**What the task asks**
For each line in the data below that holds "solar", return a copy.

**Dataset extract**

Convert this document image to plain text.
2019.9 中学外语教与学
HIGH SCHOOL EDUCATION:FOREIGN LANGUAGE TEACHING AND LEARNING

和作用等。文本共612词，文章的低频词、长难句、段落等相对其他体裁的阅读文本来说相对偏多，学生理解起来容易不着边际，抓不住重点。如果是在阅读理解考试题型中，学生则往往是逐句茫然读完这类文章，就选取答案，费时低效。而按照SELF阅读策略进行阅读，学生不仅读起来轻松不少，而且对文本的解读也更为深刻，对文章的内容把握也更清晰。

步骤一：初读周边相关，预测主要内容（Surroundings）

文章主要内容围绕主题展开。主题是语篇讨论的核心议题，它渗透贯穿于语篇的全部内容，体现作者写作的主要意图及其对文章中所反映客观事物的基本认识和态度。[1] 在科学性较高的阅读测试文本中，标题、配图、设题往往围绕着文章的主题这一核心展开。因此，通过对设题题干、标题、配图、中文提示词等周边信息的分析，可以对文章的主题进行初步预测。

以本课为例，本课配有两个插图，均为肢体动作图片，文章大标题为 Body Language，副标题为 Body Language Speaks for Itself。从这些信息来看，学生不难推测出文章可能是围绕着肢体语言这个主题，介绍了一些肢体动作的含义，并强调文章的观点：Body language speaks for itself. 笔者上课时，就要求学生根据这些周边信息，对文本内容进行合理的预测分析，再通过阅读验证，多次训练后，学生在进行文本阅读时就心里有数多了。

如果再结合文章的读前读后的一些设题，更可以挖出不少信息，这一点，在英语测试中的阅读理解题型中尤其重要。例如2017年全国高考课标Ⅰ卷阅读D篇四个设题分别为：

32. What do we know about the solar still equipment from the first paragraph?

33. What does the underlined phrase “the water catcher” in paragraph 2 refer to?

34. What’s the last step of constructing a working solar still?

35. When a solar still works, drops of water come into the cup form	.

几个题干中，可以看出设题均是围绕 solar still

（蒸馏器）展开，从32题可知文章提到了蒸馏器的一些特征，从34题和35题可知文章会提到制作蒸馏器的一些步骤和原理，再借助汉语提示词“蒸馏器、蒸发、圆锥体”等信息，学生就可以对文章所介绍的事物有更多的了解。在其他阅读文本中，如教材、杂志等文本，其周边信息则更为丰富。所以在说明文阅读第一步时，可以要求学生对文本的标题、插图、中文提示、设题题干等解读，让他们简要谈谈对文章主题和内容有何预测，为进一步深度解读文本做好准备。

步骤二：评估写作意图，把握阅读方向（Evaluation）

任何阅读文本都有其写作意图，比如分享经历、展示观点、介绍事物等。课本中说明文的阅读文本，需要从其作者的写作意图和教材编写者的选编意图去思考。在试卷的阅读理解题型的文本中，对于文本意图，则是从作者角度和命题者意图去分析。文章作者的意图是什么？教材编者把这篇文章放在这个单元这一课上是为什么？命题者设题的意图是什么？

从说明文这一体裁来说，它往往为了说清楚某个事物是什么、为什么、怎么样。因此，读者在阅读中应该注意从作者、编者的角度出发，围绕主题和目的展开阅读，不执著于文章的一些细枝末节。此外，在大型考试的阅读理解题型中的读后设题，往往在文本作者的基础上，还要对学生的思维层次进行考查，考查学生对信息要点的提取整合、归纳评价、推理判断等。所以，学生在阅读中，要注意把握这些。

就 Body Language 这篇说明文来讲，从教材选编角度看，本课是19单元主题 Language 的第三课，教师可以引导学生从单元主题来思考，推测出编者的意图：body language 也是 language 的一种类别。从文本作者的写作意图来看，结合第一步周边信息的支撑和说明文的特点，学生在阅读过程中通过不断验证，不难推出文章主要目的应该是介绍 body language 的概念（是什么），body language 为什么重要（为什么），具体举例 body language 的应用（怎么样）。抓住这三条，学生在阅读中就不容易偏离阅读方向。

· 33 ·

**Output for this exercise**
32. What do we know about the solar still equipment from the first paragraph?
34. What’s the last step of constructing a working solar still?
35. When a solar still works, drops of water come into the cup form	.
几个题干中，可以看出设题均是围绕 solar still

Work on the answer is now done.